Your objective | Using the material that follows, identify and copy each line with the string "avait".

>> Start

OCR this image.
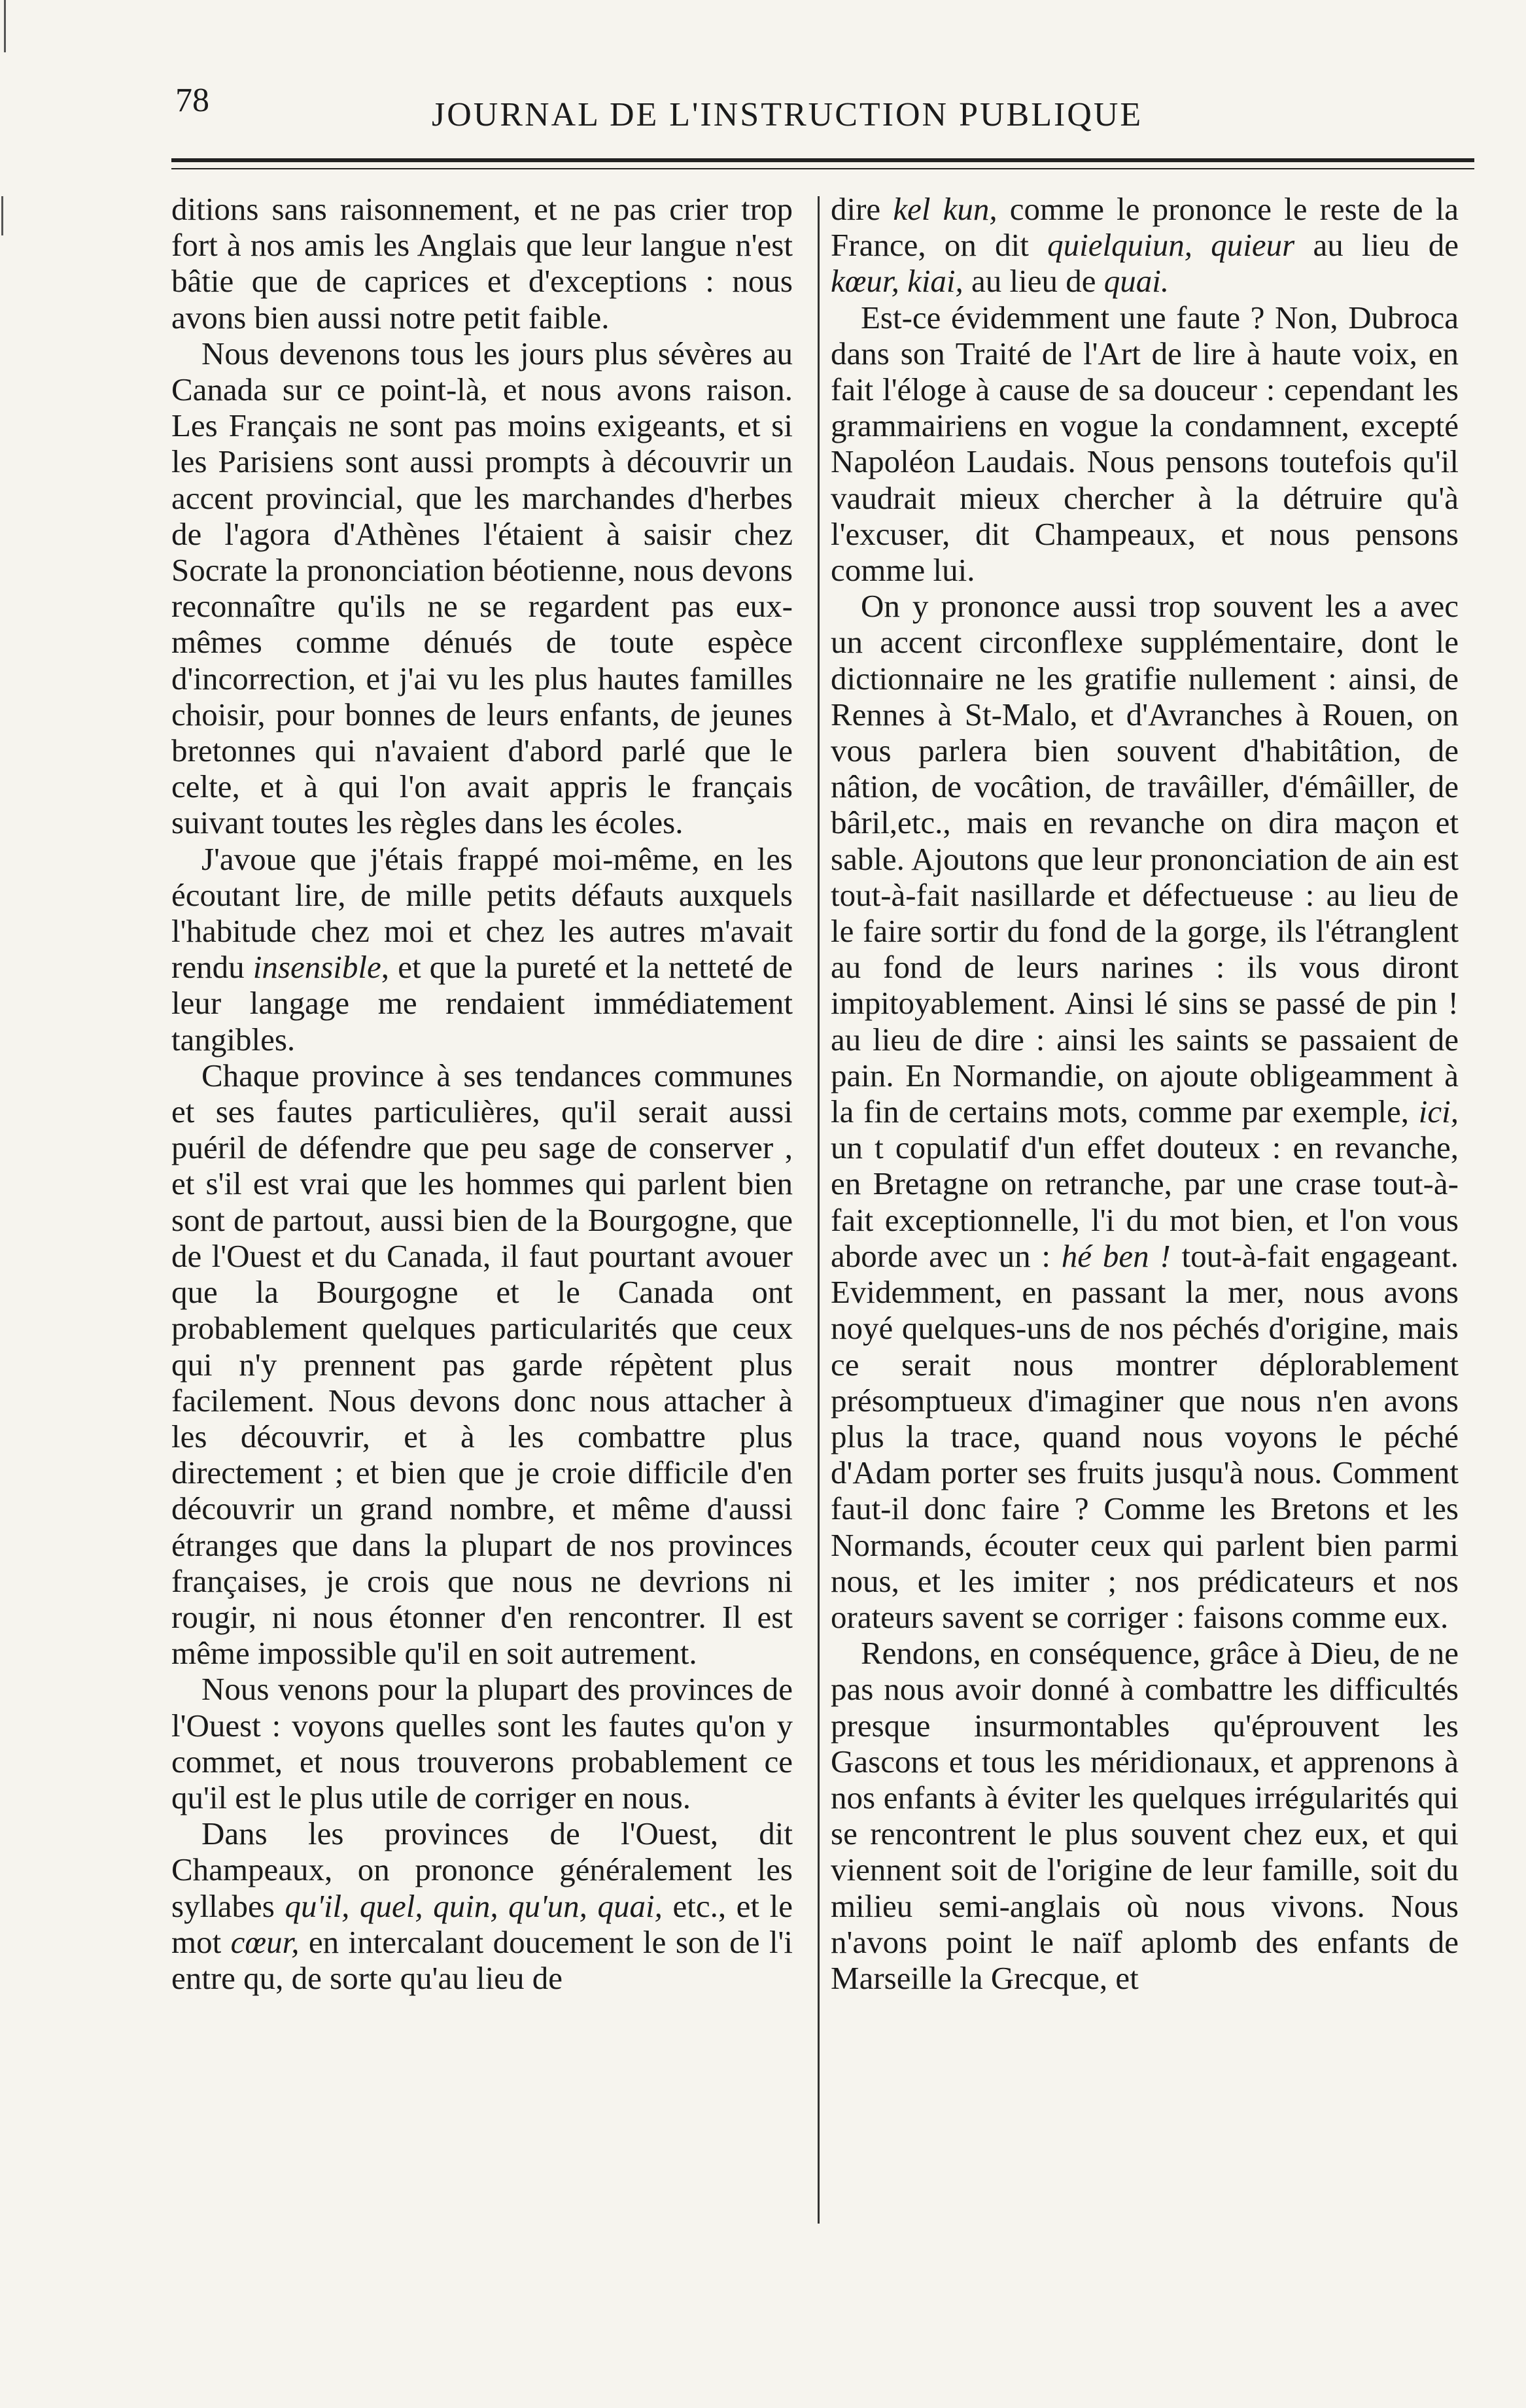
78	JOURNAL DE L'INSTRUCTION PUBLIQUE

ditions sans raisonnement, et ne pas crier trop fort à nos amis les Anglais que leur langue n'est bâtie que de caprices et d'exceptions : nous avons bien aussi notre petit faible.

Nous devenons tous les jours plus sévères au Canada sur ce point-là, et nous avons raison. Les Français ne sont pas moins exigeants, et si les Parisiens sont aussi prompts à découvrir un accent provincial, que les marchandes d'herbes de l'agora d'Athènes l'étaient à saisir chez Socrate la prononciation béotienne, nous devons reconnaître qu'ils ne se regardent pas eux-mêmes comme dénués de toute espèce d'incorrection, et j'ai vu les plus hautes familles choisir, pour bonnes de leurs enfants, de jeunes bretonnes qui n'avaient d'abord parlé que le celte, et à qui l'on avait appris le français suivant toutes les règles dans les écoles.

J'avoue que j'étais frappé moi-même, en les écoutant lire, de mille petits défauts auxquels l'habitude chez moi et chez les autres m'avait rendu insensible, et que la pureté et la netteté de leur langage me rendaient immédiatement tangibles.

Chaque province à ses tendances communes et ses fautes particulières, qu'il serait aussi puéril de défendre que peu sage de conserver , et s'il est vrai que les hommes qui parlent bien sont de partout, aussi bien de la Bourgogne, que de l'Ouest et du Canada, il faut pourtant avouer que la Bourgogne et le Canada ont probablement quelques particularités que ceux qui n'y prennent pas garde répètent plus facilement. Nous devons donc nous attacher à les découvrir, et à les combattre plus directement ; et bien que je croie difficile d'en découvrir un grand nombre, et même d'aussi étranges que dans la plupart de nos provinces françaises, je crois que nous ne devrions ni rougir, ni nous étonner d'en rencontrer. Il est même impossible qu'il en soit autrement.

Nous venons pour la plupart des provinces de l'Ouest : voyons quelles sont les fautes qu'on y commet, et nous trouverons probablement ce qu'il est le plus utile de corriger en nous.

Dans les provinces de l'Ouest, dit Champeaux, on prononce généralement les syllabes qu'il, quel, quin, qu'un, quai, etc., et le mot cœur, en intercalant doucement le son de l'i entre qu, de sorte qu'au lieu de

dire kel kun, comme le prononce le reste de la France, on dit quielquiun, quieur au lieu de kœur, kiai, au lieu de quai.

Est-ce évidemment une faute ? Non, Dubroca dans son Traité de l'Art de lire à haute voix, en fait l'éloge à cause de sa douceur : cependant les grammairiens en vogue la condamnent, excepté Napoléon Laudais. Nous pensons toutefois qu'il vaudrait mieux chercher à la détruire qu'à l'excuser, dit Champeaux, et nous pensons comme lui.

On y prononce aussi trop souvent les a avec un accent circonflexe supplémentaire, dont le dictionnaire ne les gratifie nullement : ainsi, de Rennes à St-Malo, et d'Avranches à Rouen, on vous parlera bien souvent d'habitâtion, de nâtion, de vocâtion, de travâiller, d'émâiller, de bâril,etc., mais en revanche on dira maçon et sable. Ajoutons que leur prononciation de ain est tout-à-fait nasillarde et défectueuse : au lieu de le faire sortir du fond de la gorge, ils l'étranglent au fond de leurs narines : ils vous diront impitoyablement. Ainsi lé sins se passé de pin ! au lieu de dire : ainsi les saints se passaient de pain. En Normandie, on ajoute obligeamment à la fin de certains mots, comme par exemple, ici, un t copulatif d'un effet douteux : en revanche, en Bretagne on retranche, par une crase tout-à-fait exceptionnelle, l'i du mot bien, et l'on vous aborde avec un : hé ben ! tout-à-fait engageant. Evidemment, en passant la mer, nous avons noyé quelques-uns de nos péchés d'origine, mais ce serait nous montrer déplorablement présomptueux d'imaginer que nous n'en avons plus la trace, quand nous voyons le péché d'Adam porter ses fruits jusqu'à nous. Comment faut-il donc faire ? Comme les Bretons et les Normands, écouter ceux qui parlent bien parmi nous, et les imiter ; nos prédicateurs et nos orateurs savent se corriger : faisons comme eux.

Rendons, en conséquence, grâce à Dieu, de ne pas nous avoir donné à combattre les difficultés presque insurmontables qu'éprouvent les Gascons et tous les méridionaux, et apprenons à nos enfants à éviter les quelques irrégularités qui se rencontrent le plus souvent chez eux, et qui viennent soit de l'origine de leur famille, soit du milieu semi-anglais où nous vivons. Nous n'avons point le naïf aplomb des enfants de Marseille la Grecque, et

>> End

Written solution |
Nous devenons tous les jours plus sévères au Canada sur ce point-là, et nous avons raison. Les Français ne sont pas moins exigeants, et si les Parisiens sont aussi prompts à découvrir un accent provincial, que les marchandes d'herbes de l'agora d'Athènes l'étaient à saisir chez Socrate la prononciation béotienne, nous devons reconnaître qu'ils ne se regardent pas eux-mêmes comme dénués de toute espèce d'incorrection, et j'ai vu les plus hautes familles choisir, pour bonnes de leurs enfants, de jeunes bretonnes qui n'avaient d'abord parlé que le celte, et à qui l'on avait appris le français suivant toutes les règles dans les écoles.
J'avoue que j'étais frappé moi-même, en les écoutant lire, de mille petits défauts auxquels l'habitude chez moi et chez les autres m'avait rendu insensible, et que la pureté et la netteté de leur langage me rendaient immédiatement tangibles.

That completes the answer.